Description of the task:
Pull every line that holds the word "title" from the entries.

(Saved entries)

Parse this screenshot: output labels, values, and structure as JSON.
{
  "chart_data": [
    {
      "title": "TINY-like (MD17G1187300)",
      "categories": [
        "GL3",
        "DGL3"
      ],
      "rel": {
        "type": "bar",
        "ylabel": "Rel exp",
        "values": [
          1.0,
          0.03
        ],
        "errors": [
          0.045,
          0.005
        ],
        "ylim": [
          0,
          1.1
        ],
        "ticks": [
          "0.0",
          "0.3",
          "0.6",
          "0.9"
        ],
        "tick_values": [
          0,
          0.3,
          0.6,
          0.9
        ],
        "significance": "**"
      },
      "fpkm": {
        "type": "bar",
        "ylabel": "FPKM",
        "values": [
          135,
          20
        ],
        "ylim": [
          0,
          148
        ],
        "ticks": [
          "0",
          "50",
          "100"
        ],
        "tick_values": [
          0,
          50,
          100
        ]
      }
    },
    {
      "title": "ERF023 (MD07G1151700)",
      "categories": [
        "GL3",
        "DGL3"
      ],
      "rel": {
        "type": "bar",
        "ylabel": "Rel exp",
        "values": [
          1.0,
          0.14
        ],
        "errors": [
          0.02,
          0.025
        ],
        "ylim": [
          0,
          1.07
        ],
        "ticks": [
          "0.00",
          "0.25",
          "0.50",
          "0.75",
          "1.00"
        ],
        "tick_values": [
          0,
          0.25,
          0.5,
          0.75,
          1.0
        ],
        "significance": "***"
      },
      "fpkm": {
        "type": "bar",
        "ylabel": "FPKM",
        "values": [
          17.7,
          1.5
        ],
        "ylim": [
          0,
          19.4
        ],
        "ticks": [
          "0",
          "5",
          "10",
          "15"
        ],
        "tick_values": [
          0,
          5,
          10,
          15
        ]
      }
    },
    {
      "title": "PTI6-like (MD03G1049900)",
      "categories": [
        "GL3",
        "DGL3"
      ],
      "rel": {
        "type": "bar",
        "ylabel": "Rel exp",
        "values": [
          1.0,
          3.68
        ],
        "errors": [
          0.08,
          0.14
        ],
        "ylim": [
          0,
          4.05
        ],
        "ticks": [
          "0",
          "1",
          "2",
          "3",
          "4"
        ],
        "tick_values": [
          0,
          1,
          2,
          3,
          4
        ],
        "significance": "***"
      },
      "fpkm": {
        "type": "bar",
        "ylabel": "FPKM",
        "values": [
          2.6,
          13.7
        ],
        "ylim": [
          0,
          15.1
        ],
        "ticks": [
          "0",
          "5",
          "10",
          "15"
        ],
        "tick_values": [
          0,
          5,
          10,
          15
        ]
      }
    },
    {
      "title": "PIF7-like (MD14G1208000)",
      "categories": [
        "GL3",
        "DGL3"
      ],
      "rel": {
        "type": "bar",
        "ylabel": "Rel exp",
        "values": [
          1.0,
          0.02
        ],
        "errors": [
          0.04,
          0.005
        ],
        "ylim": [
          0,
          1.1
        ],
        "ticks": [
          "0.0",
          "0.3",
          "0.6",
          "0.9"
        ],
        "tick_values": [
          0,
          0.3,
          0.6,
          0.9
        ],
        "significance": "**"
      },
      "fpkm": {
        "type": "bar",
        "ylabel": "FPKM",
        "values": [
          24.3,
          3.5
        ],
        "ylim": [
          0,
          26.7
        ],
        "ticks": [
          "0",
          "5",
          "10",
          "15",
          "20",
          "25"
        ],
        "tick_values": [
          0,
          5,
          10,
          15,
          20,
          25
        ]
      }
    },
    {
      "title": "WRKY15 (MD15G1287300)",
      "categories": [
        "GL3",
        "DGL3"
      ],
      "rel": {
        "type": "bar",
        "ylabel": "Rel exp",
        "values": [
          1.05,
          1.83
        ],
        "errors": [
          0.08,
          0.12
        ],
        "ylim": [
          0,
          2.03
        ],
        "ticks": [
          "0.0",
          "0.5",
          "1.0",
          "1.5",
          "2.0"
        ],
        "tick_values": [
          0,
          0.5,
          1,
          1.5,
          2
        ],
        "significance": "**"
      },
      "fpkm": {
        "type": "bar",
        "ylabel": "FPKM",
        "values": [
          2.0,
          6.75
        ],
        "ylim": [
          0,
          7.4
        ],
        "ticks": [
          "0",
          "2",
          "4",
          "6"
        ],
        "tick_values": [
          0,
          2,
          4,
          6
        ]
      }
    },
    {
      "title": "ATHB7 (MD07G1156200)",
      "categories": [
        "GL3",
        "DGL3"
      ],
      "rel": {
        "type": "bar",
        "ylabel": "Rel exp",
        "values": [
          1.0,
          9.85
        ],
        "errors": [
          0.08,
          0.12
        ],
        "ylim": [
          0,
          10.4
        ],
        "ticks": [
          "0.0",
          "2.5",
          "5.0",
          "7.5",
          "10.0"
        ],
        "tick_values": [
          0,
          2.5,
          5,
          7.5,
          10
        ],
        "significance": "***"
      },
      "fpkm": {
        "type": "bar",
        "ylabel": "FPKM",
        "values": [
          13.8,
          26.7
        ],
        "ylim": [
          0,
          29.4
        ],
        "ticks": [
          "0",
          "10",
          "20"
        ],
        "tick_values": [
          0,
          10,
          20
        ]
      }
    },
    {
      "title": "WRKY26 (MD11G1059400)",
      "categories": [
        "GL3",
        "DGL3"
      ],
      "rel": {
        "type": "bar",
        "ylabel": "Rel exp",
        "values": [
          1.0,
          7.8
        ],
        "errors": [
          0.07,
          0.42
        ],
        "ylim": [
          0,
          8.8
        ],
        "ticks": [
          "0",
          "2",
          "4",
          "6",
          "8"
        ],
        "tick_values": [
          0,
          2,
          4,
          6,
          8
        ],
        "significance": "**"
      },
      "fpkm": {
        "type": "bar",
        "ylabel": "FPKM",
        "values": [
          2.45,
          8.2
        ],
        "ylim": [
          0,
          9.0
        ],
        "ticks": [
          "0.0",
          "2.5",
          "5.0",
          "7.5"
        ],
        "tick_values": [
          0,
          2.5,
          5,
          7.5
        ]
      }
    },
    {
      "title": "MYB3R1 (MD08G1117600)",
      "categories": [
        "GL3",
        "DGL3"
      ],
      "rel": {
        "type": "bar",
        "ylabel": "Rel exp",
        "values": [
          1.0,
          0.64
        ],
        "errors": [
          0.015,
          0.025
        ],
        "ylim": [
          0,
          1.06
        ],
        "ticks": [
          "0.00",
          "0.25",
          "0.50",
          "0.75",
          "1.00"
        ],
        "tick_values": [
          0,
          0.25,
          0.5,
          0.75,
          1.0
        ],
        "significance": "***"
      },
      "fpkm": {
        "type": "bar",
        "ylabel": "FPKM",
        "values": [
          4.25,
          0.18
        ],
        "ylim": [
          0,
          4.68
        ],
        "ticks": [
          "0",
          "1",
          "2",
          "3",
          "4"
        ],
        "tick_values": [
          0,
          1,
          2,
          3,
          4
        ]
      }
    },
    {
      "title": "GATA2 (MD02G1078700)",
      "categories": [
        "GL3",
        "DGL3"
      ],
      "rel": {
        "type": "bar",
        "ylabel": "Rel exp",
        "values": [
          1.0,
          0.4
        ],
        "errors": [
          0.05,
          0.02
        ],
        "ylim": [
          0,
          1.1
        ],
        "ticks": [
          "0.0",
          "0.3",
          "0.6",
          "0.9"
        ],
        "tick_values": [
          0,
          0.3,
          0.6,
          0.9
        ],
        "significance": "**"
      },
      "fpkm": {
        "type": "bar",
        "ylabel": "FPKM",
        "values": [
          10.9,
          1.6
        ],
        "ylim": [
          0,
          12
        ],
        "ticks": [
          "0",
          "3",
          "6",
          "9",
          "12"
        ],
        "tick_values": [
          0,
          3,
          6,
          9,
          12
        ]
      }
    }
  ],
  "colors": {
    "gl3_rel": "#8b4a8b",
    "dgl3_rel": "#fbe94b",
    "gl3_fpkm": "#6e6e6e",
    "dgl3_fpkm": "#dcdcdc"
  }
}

Exercise output:
      "title": "TINY-like (MD17G1187300)",
      "title": "ERF023 (MD07G1151700)",
      "title": "PTI6-like (MD03G1049900)",
      "title": "PIF7-like (MD14G1208000)",
      "title": "WRKY15 (MD15G1287300)",
      "title": "ATHB7 (MD07G1156200)",
      "title": "WRKY26 (MD11G1059400)",
      "title": "MYB3R1 (MD08G1117600)",
      "title": "GATA2 (MD02G1078700)",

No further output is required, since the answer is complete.